* Dataset rows *
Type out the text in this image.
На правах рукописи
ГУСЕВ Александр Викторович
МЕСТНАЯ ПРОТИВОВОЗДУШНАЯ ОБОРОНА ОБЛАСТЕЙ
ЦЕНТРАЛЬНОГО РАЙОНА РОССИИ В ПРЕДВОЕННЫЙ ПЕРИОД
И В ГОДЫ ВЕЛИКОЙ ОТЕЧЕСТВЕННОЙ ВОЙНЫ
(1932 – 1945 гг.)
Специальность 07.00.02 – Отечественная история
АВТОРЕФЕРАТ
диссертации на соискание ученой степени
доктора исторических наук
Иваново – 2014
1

* What is asked *
Every record shown above must be echoed exactly.

* Output of the exercise *
Type out the text in this image.
На правах рукописи
ГУСЕВ Александр Викторович
МЕСТНАЯ ПРОТИВОВОЗДУШНАЯ ОБОРОНА ОБЛАСТЕЙ
ЦЕНТРАЛЬНОГО РАЙОНА РОССИИ В ПРЕДВОЕННЫЙ ПЕРИОД
И В ГОДЫ ВЕЛИКОЙ ОТЕЧЕСТВЕННОЙ ВОЙНЫ
(1932 – 1945 гг.)
Специальность 07.00.02 – Отечественная история
АВТОРЕФЕРАТ
диссертации на соискание ученой степени
доктора исторических наук
Иваново – 2014
1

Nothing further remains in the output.